Data records:
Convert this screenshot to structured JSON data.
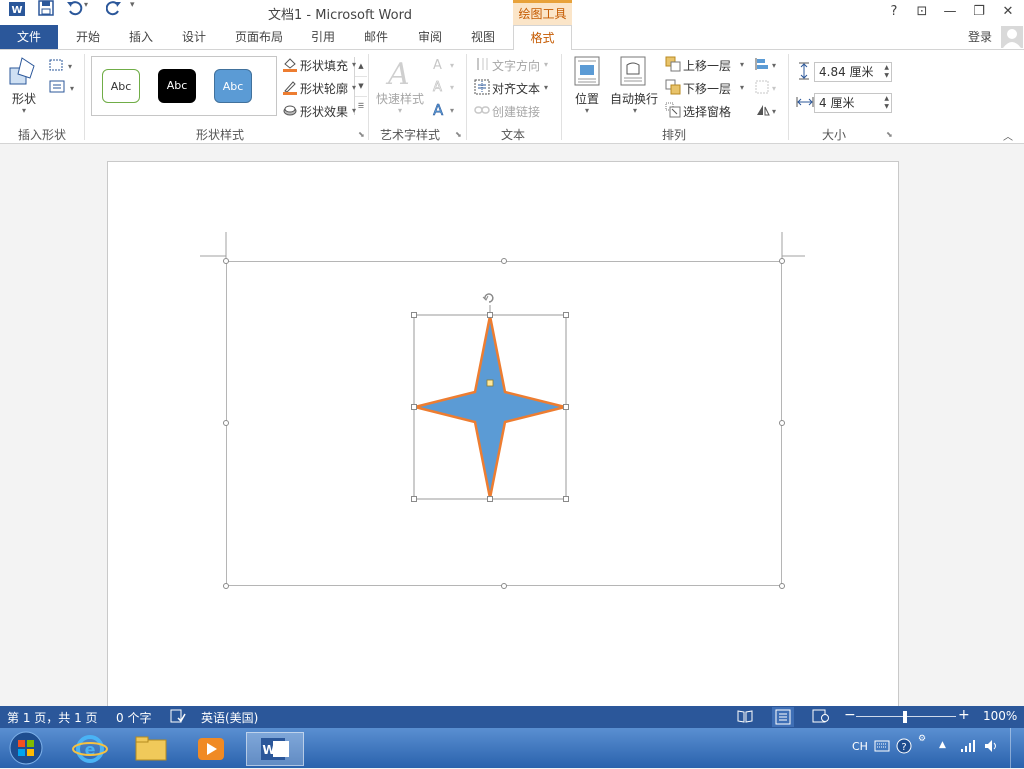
{
  "window": {
    "title": "文档1 - Microsoft Word",
    "contextual_label": "绘图工具",
    "help_glyph": "?",
    "ribbon_options_glyph": "⊡",
    "minimize_glyph": "—",
    "restore_glyph": "❐",
    "close_glyph": "✕"
  },
  "tabs": {
    "file": "文件",
    "home": "开始",
    "insert": "插入",
    "design": "设计",
    "layout": "页面布局",
    "references": "引用",
    "mailings": "邮件",
    "review": "审阅",
    "view": "视图",
    "format": "格式"
  },
  "account": {
    "login": "登录"
  },
  "ribbon": {
    "insert_shapes": {
      "label": "插入形状",
      "shapes_button": "形状"
    },
    "shape_styles": {
      "label": "形状样式",
      "swatch1": "Abc",
      "swatch2": "Abc",
      "swatch3": "Abc",
      "fill": "形状填充",
      "outline": "形状轮廓",
      "effects": "形状效果"
    },
    "wordart": {
      "label": "艺术字样式",
      "quick_styles": "快速样式"
    },
    "text": {
      "label": "文本",
      "direction": "文字方向",
      "align": "对齐文本",
      "link": "创建链接"
    },
    "arrange": {
      "label": "排列",
      "position": "位置",
      "wrap": "自动换行",
      "bring_forward": "上移一层",
      "send_backward": "下移一层",
      "selection_pane": "选择窗格"
    },
    "size": {
      "label": "大小",
      "height": "4.84 厘米",
      "width": "4 厘米"
    }
  },
  "statusbar": {
    "page": "第 1 页，共 1 页",
    "words": "0 个字",
    "language": "英语(美国)",
    "zoom": "100%",
    "zoom_minus": "−",
    "zoom_plus": "+"
  },
  "taskbar": {
    "lang": "CH"
  },
  "colors": {
    "accent_blue": "#2b579a",
    "contextual_orange": "#c55a00",
    "star_fill": "#5b9bd5",
    "star_outline": "#ed7d31"
  }
}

### Problem description
Without the pictures, restate all of the entries above verbatim.

### Answer for this exercise
Convert this screenshot to structured JSON data.
{
  "window": {
    "title": "文档1 - Microsoft Word",
    "contextual_label": "绘图工具",
    "help_glyph": "?",
    "ribbon_options_glyph": "⊡",
    "minimize_glyph": "—",
    "restore_glyph": "❐",
    "close_glyph": "✕"
  },
  "tabs": {
    "file": "文件",
    "home": "开始",
    "insert": "插入",
    "design": "设计",
    "layout": "页面布局",
    "references": "引用",
    "mailings": "邮件",
    "review": "审阅",
    "view": "视图",
    "format": "格式"
  },
  "account": {
    "login": "登录"
  },
  "ribbon": {
    "insert_shapes": {
      "label": "插入形状",
      "shapes_button": "形状"
    },
    "shape_styles": {
      "label": "形状样式",
      "swatch1": "Abc",
      "swatch2": "Abc",
      "swatch3": "Abc",
      "fill": "形状填充",
      "outline": "形状轮廓",
      "effects": "形状效果"
    },
    "wordart": {
      "label": "艺术字样式",
      "quick_styles": "快速样式"
    },
    "text": {
      "label": "文本",
      "direction": "文字方向",
      "align": "对齐文本",
      "link": "创建链接"
    },
    "arrange": {
      "label": "排列",
      "position": "位置",
      "wrap": "自动换行",
      "bring_forward": "上移一层",
      "send_backward": "下移一层",
      "selection_pane": "选择窗格"
    },
    "size": {
      "label": "大小",
      "height": "4.84 厘米",
      "width": "4 厘米"
    }
  },
  "statusbar": {
    "page": "第 1 页，共 1 页",
    "words": "0 个字",
    "language": "英语(美国)",
    "zoom": "100%",
    "zoom_minus": "−",
    "zoom_plus": "+"
  },
  "taskbar": {
    "lang": "CH"
  },
  "colors": {
    "accent_blue": "#2b579a",
    "contextual_orange": "#c55a00",
    "star_fill": "#5b9bd5",
    "star_outline": "#ed7d31"
  }
}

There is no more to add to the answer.